-- Objective --
In the commentary on fuel pump prices, reproduce the passage starting with "With unfavorable tax" and going on through "refineries and why?", substituting "citizens" for every occurrence of "Nigerians".

-- Text extract --
In an economy without a functional price regulatory agency and a comatose standard organization with shabby police officers? In an economy where everybody is his own LGA and can fix rates with impunity? What drives this man’s economic sagacity? Witch craft?

Thirdly,


Sanusi is consistently lying to Nigerians that an increase in pump price will attract investors to build refineries; this is the verge where I think sanusi should go back to school.
SLS is not enlightened enough to understand why there was an exodus of indigenous American companies between 1998 to 2008 to Asia and Africa, reason; COST OF DOING BUISNESS or better put, UNFAVOURABLE BUISNESS CLIMATE.


With unfavorable tax laws, incessant labor wage reviews and land acquisition challenges, most companies couldn’t survive and they left US en masse conversely, land grab in Africa and cheap labor in Asia became viable alternatives.


Today, a drunk CBN governor in his usual rhetoric, capitalizing on the chasm of academic deficiency of average Nigerians is proposing that increase in pump price which will directly translate to high energy cost (in a generator driven economy), spiral inflation and high cost of labor will attract foreign investors to build refineries. Is it not ridiculous?


What kind of voodoo economic theory is that?
sanusi quickly forgot to tell Nigerians that their existing refineries even at a disappointing output is subsidized.


Mr Sanusi should have asked himself, when we deregulated diesel, did we attract heavy duty companies, diesel refineries and why?

Records in a dataset:
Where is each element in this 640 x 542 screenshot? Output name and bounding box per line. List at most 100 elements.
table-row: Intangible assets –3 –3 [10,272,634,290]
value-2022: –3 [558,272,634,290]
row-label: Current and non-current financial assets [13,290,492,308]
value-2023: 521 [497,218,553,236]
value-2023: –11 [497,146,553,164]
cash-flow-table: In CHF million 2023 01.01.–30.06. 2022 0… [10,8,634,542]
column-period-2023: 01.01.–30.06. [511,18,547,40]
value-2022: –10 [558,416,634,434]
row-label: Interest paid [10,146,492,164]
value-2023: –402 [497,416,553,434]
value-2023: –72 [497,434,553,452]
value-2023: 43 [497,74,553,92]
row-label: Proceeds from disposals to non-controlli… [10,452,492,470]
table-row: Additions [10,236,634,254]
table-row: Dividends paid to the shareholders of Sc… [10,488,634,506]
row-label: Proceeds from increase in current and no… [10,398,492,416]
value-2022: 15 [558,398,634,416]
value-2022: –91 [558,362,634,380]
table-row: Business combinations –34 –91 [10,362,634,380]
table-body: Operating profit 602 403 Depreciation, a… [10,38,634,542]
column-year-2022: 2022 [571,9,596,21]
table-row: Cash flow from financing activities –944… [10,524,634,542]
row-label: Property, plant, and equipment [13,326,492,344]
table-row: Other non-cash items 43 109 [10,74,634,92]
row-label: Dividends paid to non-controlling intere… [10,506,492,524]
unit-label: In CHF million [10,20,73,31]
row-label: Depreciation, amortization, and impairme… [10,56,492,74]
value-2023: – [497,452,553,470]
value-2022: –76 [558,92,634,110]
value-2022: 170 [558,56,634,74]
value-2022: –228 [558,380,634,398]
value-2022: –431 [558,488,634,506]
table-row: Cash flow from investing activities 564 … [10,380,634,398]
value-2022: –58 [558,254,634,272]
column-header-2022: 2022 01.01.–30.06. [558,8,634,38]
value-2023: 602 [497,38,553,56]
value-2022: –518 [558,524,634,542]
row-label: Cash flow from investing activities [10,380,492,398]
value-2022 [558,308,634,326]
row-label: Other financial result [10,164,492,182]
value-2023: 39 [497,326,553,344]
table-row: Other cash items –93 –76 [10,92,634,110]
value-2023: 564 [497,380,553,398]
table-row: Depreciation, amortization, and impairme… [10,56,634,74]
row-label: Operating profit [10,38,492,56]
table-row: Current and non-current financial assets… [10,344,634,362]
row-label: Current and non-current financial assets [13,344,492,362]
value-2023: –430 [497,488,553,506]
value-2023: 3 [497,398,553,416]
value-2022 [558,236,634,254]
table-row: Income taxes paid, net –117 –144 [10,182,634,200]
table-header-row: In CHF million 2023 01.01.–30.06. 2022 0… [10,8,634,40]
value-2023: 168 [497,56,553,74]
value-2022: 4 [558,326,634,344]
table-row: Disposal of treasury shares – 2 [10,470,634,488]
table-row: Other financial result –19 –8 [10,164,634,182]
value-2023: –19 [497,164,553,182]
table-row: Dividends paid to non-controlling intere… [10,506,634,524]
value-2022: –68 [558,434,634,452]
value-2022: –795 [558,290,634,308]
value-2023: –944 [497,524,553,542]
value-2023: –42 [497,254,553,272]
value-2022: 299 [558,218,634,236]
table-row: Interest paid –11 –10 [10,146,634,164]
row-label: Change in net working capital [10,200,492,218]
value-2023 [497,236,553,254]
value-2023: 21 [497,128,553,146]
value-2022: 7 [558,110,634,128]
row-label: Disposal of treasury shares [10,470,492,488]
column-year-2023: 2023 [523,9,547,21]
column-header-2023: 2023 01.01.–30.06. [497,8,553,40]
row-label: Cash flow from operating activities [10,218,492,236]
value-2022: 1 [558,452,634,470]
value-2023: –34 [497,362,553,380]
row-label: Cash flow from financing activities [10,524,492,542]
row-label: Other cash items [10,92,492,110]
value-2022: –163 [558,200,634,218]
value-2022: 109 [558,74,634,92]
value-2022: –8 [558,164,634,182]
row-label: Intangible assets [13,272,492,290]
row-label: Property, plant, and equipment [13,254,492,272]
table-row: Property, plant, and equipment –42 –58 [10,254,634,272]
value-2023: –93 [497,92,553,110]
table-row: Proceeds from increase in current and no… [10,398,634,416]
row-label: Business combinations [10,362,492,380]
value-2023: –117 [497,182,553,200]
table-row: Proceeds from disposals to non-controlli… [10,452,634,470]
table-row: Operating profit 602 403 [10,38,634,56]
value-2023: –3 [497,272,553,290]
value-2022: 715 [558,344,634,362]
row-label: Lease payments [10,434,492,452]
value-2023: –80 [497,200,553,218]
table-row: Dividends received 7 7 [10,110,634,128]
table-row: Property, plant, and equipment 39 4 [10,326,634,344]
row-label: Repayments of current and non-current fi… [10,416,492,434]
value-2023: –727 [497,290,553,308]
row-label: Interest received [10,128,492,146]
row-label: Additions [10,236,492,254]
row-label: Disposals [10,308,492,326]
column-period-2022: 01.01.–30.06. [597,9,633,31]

==

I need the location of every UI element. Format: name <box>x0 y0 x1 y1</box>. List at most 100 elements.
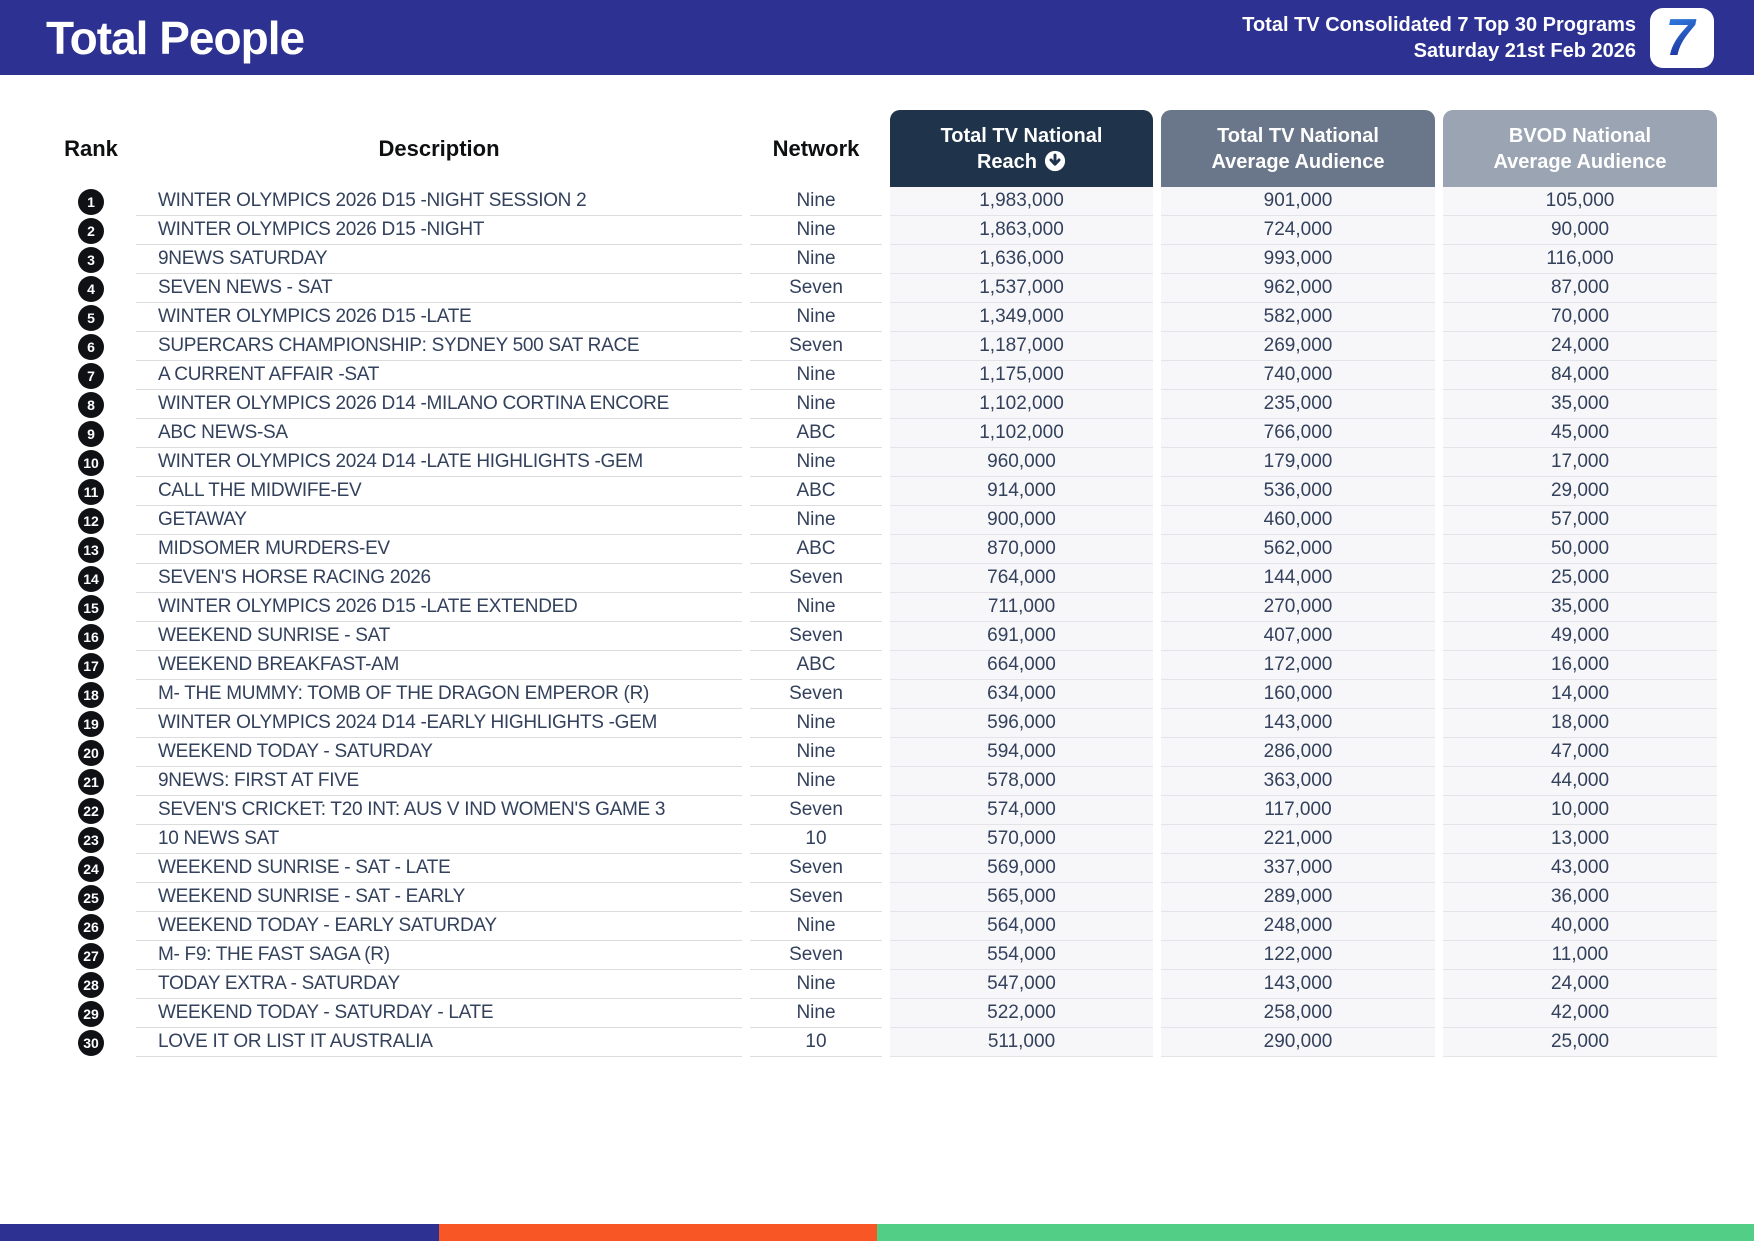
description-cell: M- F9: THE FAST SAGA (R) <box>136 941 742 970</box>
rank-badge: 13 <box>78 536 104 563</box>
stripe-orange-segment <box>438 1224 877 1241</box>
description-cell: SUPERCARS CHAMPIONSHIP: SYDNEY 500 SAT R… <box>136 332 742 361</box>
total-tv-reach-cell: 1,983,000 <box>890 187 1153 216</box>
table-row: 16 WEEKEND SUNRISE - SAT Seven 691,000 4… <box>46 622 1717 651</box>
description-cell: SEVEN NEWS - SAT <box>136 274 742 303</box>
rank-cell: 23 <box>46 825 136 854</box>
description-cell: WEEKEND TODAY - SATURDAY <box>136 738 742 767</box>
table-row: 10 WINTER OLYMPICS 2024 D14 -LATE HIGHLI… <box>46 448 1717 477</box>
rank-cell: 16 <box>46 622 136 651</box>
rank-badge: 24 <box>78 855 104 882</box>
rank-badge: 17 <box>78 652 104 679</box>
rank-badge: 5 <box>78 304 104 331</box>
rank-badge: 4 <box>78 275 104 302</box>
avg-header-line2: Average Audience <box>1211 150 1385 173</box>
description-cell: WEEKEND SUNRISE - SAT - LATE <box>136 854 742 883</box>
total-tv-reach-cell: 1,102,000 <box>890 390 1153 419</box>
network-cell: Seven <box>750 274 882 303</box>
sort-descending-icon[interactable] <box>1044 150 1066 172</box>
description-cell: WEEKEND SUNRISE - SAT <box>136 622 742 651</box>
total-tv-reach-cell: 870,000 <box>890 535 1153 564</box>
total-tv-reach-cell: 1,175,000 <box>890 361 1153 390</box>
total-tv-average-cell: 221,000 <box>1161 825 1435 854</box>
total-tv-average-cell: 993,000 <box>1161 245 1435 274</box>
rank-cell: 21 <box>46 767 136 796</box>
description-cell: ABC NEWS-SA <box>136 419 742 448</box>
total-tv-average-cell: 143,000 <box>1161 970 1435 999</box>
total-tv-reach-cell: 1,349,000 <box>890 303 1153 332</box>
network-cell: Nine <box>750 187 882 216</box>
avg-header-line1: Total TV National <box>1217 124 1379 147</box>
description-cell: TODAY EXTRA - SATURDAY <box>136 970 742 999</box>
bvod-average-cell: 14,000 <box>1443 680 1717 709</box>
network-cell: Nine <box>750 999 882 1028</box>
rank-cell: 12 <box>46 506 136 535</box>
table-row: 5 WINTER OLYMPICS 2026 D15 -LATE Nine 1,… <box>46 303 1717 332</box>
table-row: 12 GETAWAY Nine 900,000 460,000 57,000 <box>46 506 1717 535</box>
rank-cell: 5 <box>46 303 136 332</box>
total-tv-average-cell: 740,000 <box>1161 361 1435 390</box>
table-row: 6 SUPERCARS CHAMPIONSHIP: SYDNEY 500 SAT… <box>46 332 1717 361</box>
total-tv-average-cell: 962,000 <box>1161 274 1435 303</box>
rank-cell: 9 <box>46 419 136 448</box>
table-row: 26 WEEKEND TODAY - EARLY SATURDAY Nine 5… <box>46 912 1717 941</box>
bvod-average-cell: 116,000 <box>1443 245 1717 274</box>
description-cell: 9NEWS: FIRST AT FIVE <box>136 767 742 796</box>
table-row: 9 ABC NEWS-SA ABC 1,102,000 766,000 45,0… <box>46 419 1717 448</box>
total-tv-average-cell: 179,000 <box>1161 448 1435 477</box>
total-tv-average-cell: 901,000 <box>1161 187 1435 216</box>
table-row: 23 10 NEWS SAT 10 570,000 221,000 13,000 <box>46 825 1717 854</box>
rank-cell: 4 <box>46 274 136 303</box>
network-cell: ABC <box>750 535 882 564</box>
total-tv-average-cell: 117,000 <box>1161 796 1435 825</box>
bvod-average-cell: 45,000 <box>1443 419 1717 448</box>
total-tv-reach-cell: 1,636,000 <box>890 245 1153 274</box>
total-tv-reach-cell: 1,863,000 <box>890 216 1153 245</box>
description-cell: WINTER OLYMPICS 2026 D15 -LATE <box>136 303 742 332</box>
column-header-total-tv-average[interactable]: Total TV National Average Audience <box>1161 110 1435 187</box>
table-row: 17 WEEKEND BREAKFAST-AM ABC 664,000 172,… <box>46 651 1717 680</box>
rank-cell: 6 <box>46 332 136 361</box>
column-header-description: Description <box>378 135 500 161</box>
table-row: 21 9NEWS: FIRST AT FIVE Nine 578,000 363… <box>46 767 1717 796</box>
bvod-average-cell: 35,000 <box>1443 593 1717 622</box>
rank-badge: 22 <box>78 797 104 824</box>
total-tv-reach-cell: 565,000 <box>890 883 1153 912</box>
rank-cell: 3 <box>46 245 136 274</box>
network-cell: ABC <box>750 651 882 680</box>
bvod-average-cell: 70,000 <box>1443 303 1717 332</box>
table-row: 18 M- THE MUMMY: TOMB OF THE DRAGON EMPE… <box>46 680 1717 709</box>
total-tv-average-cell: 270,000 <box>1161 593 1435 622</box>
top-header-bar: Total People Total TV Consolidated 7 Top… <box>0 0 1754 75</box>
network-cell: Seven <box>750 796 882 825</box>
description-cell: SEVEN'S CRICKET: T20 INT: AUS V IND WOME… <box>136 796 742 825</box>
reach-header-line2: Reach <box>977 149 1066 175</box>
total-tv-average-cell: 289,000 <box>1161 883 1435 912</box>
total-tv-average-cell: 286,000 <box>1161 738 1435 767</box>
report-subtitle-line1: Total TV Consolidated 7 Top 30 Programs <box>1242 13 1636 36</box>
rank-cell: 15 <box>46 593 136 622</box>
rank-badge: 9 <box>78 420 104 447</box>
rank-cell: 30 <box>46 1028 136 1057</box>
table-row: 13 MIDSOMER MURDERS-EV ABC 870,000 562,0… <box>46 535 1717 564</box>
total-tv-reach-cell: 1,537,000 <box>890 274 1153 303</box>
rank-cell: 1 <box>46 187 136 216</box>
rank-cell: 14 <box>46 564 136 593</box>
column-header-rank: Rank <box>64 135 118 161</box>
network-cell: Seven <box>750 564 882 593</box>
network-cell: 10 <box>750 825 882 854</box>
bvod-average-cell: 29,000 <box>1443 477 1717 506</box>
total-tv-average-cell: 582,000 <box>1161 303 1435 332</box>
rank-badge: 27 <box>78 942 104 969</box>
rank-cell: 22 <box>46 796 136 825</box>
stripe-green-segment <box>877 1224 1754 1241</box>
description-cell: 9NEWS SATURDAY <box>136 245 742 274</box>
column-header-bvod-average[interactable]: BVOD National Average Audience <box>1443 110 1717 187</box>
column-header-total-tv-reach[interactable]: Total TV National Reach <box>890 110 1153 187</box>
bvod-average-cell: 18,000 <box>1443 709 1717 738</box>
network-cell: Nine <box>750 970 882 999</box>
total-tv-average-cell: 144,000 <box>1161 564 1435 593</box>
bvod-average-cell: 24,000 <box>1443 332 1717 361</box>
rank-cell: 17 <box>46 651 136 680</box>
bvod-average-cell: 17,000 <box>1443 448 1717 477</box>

* * *

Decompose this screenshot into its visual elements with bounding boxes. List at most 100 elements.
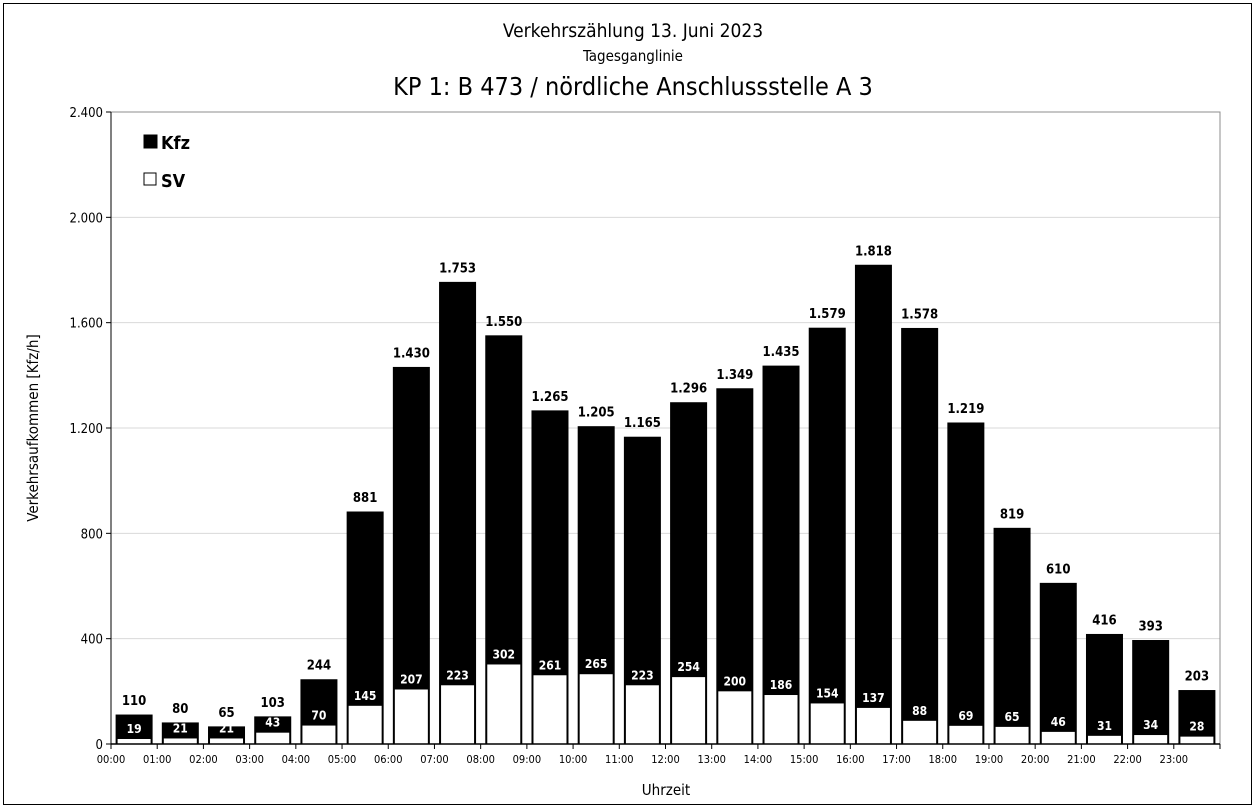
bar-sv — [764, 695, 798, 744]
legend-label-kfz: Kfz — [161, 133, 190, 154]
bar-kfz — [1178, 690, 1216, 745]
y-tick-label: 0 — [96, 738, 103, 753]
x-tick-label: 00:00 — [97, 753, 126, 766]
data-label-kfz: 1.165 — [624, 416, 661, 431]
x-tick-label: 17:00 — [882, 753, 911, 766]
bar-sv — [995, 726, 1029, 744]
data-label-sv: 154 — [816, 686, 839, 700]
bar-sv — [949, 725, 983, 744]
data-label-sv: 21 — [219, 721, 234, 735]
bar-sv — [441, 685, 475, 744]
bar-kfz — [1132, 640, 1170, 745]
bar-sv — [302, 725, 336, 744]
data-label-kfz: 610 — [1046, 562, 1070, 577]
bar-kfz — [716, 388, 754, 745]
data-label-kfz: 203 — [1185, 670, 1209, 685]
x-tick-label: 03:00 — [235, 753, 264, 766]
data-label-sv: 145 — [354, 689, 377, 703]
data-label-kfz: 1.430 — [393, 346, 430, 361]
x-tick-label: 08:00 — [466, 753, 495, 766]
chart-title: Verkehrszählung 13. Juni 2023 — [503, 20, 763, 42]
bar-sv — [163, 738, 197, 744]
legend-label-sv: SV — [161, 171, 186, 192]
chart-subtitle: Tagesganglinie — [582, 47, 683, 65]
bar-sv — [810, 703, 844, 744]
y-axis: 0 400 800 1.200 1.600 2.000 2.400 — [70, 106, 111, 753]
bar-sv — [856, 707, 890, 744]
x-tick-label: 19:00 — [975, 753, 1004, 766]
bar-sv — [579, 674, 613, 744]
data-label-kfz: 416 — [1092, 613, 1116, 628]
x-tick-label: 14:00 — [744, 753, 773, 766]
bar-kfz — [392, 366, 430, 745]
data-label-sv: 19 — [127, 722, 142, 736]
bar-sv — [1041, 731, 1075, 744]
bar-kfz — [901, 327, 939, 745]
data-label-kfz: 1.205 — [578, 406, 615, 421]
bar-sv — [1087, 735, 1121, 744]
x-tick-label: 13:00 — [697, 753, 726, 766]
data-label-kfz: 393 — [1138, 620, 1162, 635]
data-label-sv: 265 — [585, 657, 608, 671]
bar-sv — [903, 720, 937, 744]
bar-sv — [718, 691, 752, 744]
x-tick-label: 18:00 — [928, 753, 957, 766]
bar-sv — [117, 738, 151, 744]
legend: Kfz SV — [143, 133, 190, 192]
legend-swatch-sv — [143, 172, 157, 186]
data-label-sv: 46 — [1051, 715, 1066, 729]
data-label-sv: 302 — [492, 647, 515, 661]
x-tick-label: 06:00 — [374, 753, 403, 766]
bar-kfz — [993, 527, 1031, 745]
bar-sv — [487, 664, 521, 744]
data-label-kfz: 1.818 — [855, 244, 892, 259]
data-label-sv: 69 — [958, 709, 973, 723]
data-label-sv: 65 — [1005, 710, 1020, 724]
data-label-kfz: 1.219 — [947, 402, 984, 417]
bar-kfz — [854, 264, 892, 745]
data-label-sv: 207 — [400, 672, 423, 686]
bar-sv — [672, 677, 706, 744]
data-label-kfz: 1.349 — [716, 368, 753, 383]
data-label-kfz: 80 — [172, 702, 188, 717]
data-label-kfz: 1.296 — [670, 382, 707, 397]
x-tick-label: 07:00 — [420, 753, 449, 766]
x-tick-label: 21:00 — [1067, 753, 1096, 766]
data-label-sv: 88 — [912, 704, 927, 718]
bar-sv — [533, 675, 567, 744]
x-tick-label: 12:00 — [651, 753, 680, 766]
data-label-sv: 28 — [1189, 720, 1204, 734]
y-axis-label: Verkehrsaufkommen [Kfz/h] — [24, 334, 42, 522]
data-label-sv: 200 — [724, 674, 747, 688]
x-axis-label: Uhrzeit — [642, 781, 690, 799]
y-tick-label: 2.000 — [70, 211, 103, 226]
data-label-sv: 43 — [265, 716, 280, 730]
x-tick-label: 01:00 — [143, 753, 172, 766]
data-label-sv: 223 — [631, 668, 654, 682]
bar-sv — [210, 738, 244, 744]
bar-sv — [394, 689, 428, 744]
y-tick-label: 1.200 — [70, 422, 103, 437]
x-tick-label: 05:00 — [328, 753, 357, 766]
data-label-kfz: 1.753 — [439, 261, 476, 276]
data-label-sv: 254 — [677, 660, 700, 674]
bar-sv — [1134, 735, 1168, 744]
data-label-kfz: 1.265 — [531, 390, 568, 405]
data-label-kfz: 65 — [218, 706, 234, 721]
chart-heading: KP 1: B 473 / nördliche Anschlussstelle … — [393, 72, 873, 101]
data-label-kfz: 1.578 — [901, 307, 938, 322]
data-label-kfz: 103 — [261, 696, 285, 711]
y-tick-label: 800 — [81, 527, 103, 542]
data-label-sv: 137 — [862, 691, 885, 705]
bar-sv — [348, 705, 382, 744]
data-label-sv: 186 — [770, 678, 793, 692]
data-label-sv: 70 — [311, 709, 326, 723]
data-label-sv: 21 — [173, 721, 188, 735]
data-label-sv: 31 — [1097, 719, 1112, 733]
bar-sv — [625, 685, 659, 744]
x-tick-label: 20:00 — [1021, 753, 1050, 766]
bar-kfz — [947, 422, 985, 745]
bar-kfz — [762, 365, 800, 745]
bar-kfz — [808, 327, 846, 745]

-- Expected answer --
With unfavorable tax laws, incessant labor wage reviews and land acquisition challenges, most companies couldn’t survive and they left US en masse conversely, land grab in Africa and cheap labor in Asia became viable alternatives.


Today, a drunk CBN governor in his usual rhetoric, capitalizing on the chasm of academic deficiency of average citizens is proposing that increase in pump price which will directly translate to high energy cost (in a generator driven economy), spiral inflation and high cost of labor will attract foreign investors to build refineries. Is it not ridiculous?


What kind of voodoo economic theory is that?
sanusi quickly forgot to tell citizens that their existing refineries even at a disappointing output is subsidized.


Mr Sanusi should have asked himself, when we deregulated diesel, did we attract heavy duty companies, diesel refineries and why?